:: Data ::
-.-.-

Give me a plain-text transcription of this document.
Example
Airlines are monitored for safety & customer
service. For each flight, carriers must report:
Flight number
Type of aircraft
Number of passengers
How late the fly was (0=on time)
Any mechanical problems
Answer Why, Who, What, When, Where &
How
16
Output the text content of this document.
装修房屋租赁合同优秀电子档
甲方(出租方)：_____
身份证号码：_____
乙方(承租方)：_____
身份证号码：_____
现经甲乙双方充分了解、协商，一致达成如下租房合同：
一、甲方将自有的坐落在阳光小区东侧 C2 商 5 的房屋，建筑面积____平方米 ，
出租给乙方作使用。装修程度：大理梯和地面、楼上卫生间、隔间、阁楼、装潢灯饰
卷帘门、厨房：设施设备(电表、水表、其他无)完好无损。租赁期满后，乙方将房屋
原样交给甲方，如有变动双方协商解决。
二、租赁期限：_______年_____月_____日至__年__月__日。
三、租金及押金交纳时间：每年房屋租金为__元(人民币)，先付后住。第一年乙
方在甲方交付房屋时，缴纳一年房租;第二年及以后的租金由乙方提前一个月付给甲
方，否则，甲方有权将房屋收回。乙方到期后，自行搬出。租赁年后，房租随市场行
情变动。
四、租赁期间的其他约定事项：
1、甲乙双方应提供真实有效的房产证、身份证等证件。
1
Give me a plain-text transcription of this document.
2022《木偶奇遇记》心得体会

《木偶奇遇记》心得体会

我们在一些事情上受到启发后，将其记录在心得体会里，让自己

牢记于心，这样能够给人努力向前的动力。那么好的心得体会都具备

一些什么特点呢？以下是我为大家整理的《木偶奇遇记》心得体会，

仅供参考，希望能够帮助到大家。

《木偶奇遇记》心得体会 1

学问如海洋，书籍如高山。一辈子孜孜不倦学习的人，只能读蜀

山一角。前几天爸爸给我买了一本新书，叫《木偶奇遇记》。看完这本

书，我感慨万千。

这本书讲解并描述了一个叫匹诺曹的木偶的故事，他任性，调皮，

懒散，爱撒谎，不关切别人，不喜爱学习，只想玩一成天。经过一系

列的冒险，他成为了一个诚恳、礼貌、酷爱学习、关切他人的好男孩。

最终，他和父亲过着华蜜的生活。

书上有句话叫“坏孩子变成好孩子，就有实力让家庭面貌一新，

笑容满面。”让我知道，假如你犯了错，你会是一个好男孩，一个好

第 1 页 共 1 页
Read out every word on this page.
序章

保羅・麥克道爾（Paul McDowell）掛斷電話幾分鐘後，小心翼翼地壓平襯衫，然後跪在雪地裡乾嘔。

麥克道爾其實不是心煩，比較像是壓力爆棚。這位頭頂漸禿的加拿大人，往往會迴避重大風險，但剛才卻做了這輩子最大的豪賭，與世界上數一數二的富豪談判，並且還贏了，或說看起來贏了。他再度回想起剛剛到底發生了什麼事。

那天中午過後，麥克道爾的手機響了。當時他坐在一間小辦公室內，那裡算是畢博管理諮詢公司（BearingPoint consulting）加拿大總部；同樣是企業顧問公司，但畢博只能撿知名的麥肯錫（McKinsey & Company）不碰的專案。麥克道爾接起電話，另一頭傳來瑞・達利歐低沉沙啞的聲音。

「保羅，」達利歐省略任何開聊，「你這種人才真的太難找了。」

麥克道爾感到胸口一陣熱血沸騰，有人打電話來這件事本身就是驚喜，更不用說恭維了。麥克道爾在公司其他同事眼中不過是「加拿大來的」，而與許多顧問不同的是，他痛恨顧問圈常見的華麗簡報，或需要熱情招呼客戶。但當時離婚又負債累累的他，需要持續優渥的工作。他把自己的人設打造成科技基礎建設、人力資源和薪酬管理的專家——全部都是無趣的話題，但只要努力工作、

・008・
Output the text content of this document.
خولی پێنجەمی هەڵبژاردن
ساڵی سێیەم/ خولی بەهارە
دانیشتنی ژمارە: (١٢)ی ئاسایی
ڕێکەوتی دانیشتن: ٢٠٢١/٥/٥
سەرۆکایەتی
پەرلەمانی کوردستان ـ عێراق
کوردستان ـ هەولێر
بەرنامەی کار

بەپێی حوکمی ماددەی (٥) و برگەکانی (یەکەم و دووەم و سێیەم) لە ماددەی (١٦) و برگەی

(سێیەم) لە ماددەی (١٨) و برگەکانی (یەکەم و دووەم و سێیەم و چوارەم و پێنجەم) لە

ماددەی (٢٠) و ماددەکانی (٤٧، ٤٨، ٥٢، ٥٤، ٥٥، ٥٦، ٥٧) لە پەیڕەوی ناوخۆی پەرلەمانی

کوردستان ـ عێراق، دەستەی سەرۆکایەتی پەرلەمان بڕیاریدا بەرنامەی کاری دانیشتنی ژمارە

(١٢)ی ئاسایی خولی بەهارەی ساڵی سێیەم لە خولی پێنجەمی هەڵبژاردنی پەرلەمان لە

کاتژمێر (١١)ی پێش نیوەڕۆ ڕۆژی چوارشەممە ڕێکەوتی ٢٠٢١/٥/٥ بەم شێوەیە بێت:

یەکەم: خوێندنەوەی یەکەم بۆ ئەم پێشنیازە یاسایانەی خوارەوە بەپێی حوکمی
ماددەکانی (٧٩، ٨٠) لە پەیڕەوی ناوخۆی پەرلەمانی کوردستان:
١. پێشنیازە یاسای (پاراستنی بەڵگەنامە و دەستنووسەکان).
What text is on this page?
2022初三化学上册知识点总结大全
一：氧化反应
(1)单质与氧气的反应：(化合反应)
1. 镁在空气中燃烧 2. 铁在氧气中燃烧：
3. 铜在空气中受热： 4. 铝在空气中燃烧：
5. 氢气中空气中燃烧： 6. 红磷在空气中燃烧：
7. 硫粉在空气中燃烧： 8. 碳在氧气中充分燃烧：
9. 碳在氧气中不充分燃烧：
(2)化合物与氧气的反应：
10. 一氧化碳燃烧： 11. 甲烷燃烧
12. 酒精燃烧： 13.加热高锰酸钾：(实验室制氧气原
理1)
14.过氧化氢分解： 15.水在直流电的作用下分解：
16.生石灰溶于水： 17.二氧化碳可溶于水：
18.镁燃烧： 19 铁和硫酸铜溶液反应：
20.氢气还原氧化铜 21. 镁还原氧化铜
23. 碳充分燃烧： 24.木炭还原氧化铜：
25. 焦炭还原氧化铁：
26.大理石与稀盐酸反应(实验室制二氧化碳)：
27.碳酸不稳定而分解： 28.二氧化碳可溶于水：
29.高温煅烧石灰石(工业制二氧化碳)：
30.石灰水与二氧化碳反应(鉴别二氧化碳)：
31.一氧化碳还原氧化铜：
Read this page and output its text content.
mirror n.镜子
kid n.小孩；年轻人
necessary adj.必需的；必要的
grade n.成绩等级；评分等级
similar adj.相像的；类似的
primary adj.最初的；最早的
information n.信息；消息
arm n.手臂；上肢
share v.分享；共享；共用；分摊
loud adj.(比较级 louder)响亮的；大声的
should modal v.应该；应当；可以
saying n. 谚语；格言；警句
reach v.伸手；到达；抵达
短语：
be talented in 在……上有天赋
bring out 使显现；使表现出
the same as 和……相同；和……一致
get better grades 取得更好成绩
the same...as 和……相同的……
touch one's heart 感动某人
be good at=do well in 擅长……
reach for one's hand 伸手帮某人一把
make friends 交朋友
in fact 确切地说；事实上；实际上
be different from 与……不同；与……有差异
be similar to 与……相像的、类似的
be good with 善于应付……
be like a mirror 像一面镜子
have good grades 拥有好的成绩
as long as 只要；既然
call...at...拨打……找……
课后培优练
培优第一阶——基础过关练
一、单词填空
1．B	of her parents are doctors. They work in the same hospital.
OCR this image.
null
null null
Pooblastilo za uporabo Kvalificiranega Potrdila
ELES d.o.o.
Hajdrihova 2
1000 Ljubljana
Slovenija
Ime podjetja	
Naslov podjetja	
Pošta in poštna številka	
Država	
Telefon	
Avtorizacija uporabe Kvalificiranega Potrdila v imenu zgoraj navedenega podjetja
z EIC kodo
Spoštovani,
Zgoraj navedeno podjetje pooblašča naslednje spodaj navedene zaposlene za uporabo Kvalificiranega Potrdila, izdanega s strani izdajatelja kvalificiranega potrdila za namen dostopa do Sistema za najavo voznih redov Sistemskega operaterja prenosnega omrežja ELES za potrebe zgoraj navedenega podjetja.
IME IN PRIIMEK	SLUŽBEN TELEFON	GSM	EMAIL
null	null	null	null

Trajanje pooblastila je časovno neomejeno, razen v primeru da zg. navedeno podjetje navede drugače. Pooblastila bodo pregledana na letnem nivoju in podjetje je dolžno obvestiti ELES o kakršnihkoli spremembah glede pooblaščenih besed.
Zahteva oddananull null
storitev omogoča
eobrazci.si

-.-.-

:: Work to be completed ::
Copy each line containing the word "حوکمی" from the data.

:: Answer to this task ::
بەپێی حوکمی ماددەی (٥) و برگەکانی (یەکەم و دووەم و سێیەم) لە ماددەی (١٦) و برگەی
یەکەم: خوێندنەوەی یەکەم بۆ ئەم پێشنیازە یاسایانەی خوارەوە بەپێی حوکمی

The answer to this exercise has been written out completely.